#### JOB
Look through the data and write out every line with the word "маси" in it.
[Begin]
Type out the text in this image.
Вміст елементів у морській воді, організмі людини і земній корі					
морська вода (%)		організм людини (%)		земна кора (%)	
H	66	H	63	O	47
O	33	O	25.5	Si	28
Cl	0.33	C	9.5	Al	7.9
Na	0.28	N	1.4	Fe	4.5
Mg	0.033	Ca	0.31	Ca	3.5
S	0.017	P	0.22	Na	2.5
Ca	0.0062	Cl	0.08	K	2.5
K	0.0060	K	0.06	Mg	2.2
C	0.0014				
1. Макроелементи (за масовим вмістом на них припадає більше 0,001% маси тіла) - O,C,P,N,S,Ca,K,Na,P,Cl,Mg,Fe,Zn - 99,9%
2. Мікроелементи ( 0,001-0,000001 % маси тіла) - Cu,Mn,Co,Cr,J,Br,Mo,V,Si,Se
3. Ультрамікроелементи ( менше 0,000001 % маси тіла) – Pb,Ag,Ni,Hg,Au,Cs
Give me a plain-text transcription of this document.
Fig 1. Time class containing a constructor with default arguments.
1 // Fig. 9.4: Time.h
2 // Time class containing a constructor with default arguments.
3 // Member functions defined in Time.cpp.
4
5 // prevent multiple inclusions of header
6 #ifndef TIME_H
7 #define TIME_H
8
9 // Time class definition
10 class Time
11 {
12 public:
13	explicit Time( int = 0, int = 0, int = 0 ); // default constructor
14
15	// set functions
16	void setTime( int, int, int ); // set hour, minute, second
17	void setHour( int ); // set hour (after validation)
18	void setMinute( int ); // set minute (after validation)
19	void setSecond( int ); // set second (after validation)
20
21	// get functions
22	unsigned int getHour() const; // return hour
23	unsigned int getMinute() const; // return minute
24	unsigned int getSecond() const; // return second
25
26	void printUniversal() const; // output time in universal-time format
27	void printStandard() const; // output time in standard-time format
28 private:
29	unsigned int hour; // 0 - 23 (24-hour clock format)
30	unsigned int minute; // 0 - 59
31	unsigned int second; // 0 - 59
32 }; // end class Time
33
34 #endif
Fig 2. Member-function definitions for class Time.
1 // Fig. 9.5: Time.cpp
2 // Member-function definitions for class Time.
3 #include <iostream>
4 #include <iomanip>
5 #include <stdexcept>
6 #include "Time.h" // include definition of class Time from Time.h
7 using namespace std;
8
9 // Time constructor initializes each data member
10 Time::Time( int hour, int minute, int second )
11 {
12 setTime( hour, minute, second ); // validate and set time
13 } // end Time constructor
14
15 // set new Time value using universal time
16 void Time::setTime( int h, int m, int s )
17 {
[End]
#### RESPONSE TO THE EXERCISE
1. Макроелементи (за масовим вмістом на них припадає більше 0,001% маси тіла) - O,C,P,N,S,Ca,K,Na,P,Cl,Mg,Fe,Zn - 99,9%
2. Мікроелементи ( 0,001-0,000001 % маси тіла) - Cu,Mn,Co,Cr,J,Br,Mo,V,Si,Se
3. Ультрамікроелементи ( менше 0,000001 % маси тіла) – Pb,Ag,Ni,Hg,Au,Cs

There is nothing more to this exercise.